Print the entries below in their entirety, exactly as they are written.

★ ★ ★ ★ ★ ★ ★

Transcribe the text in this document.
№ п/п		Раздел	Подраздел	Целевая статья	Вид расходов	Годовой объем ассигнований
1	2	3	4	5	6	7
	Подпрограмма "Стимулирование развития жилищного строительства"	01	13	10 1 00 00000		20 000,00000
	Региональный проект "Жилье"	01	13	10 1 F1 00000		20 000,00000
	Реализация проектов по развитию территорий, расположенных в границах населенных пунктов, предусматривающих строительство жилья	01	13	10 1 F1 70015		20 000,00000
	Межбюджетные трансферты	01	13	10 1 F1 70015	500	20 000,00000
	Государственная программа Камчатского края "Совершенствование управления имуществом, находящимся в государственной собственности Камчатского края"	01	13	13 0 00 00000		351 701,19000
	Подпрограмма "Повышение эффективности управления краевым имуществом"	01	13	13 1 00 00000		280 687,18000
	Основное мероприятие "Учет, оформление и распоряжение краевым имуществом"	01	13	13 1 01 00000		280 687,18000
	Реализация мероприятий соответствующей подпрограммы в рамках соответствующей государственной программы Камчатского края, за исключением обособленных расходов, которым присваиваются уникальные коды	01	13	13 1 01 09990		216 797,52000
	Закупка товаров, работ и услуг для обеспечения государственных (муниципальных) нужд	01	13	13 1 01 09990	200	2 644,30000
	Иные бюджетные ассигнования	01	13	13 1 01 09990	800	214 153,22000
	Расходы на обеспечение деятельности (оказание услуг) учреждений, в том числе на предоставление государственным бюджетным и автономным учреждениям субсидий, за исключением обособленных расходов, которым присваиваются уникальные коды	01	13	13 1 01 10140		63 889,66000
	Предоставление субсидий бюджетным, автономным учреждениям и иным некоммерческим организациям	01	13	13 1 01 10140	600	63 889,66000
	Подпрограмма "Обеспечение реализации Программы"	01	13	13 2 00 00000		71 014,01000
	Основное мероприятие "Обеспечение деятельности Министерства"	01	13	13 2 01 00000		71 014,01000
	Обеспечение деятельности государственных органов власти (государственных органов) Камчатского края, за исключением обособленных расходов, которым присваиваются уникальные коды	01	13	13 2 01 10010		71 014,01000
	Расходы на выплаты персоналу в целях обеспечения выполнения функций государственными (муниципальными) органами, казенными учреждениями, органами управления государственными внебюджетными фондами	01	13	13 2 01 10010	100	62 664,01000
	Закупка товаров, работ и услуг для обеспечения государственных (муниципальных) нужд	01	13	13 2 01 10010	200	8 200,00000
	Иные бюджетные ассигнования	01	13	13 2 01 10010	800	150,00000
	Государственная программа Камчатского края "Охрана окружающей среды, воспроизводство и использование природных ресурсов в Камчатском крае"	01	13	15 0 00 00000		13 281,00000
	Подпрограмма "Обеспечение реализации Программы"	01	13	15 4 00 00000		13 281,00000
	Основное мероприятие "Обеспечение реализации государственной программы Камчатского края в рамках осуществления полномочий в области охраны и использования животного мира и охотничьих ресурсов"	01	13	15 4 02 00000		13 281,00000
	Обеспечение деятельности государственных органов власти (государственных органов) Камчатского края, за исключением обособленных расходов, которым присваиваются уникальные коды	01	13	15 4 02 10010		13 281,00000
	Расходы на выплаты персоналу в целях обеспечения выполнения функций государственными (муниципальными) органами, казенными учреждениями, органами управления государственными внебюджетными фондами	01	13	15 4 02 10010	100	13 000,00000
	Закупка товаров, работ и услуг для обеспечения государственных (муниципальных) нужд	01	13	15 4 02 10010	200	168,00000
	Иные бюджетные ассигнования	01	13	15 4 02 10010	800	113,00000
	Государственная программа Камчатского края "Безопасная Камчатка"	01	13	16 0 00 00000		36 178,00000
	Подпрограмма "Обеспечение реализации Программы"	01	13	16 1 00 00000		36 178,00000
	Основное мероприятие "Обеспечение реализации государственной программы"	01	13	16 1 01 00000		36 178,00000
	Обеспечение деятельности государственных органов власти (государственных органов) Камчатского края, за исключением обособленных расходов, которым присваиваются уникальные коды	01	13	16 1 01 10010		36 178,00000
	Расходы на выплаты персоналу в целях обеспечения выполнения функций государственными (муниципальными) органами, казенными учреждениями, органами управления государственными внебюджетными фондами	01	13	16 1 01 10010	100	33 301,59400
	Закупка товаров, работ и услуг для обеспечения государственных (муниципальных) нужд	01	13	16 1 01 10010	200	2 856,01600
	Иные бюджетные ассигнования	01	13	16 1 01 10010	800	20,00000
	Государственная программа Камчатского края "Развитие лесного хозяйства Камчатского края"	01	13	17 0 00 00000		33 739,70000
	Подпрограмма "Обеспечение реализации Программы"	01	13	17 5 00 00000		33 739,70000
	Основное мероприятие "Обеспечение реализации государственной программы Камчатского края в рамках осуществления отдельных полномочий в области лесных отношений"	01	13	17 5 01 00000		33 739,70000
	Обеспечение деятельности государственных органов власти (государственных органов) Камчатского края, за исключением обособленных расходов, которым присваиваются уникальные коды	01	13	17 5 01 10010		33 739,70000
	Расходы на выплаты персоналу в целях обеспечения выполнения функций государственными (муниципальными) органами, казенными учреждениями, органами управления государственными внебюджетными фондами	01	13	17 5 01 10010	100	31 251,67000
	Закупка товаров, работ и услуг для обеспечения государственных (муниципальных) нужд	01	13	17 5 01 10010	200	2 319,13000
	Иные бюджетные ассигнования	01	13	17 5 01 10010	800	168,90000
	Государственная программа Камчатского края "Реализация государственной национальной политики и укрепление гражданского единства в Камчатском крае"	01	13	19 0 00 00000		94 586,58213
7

★ ★ ★ ★ ★ ★ ★

### Result of this task:
Transcribe the text in this document.
№ п/п		Раздел	Подраздел	Целевая статья	Вид расходов	Годовой объем ассигнований
1	2	3	4	5	6	7
	Подпрограмма "Стимулирование развития жилищного строительства"	01	13	10 1 00 00000		20 000,00000
	Региональный проект "Жилье"	01	13	10 1 F1 00000		20 000,00000
	Реализация проектов по развитию территорий, расположенных в границах населенных пунктов, предусматривающих строительство жилья	01	13	10 1 F1 70015		20 000,00000
	Межбюджетные трансферты	01	13	10 1 F1 70015	500	20 000,00000
	Государственная программа Камчатского края "Совершенствование управления имуществом, находящимся в государственной собственности Камчатского края"	01	13	13 0 00 00000		351 701,19000
	Подпрограмма "Повышение эффективности управления краевым имуществом"	01	13	13 1 00 00000		280 687,18000
	Основное мероприятие "Учет, оформление и распоряжение краевым имуществом"	01	13	13 1 01 00000		280 687,18000
	Реализация мероприятий соответствующей подпрограммы в рамках соответствующей государственной программы Камчатского края, за исключением обособленных расходов, которым присваиваются уникальные коды	01	13	13 1 01 09990		216 797,52000
	Закупка товаров, работ и услуг для обеспечения государственных (муниципальных) нужд	01	13	13 1 01 09990	200	2 644,30000
	Иные бюджетные ассигнования	01	13	13 1 01 09990	800	214 153,22000
	Расходы на обеспечение деятельности (оказание услуг) учреждений, в том числе на предоставление государственным бюджетным и автономным учреждениям субсидий, за исключением обособленных расходов, которым присваиваются уникальные коды	01	13	13 1 01 10140		63 889,66000
	Предоставление субсидий бюджетным, автономным учреждениям и иным некоммерческим организациям	01	13	13 1 01 10140	600	63 889,66000
	Подпрограмма "Обеспечение реализации Программы"	01	13	13 2 00 00000		71 014,01000
	Основное мероприятие "Обеспечение деятельности Министерства"	01	13	13 2 01 00000		71 014,01000
	Обеспечение деятельности государственных органов власти (государственных органов) Камчатского края, за исключением обособленных расходов, которым присваиваются уникальные коды	01	13	13 2 01 10010		71 014,01000
	Расходы на выплаты персоналу в целях обеспечения выполнения функций государственными (муниципальными) органами, казенными учреждениями, органами управления государственными внебюджетными фондами	01	13	13 2 01 10010	100	62 664,01000
	Закупка товаров, работ и услуг для обеспечения государственных (муниципальных) нужд	01	13	13 2 01 10010	200	8 200,00000
	Иные бюджетные ассигнования	01	13	13 2 01 10010	800	150,00000
	Государственная программа Камчатского края "Охрана окружающей среды, воспроизводство и использование природных ресурсов в Камчатском крае"	01	13	15 0 00 00000		13 281,00000
	Подпрограмма "Обеспечение реализации Программы"	01	13	15 4 00 00000		13 281,00000
	Основное мероприятие "Обеспечение реализации государственной программы Камчатского края в рамках осуществления полномочий в области охраны и использования животного мира и охотничьих ресурсов"	01	13	15 4 02 00000		13 281,00000
	Обеспечение деятельности государственных органов власти (государственных органов) Камчатского края, за исключением обособленных расходов, которым присваиваются уникальные коды	01	13	15 4 02 10010		13 281,00000
	Расходы на выплаты персоналу в целях обеспечения выполнения функций государственными (муниципальными) органами, казенными учреждениями, органами управления государственными внебюджетными фондами	01	13	15 4 02 10010	100	13 000,00000
	Закупка товаров, работ и услуг для обеспечения государственных (муниципальных) нужд	01	13	15 4 02 10010	200	168,00000
	Иные бюджетные ассигнования	01	13	15 4 02 10010	800	113,00000
	Государственная программа Камчатского края "Безопасная Камчатка"	01	13	16 0 00 00000		36 178,00000
	Подпрограмма "Обеспечение реализации Программы"	01	13	16 1 00 00000		36 178,00000
	Основное мероприятие "Обеспечение реализации государственной программы"	01	13	16 1 01 00000		36 178,00000
	Обеспечение деятельности государственных органов власти (государственных органов) Камчатского края, за исключением обособленных расходов, которым присваиваются уникальные коды	01	13	16 1 01 10010		36 178,00000
	Расходы на выплаты персоналу в целях обеспечения выполнения функций государственными (муниципальными) органами, казенными учреждениями, органами управления государственными внебюджетными фондами	01	13	16 1 01 10010	100	33 301,59400
	Закупка товаров, работ и услуг для обеспечения государственных (муниципальных) нужд	01	13	16 1 01 10010	200	2 856,01600
	Иные бюджетные ассигнования	01	13	16 1 01 10010	800	20,00000
	Государственная программа Камчатского края "Развитие лесного хозяйства Камчатского края"	01	13	17 0 00 00000		33 739,70000
	Подпрограмма "Обеспечение реализации Программы"	01	13	17 5 00 00000		33 739,70000
	Основное мероприятие "Обеспечение реализации государственной программы Камчатского края в рамках осуществления отдельных полномочий в области лесных отношений"	01	13	17 5 01 00000		33 739,70000
	Обеспечение деятельности государственных органов власти (государственных органов) Камчатского края, за исключением обособленных расходов, которым присваиваются уникальные коды	01	13	17 5 01 10010		33 739,70000
	Расходы на выплаты персоналу в целях обеспечения выполнения функций государственными (муниципальными) органами, казенными учреждениями, органами управления государственными внебюджетными фондами	01	13	17 5 01 10010	100	31 251,67000
	Закупка товаров, работ и услуг для обеспечения государственных (муниципальных) нужд	01	13	17 5 01 10010	200	2 319,13000
	Иные бюджетные ассигнования	01	13	17 5 01 10010	800	168,90000
	Государственная программа Камчатского края "Реализация государственной национальной политики и укрепление гражданского единства в Камчатском крае"	01	13	19 0 00 00000		94 586,58213
7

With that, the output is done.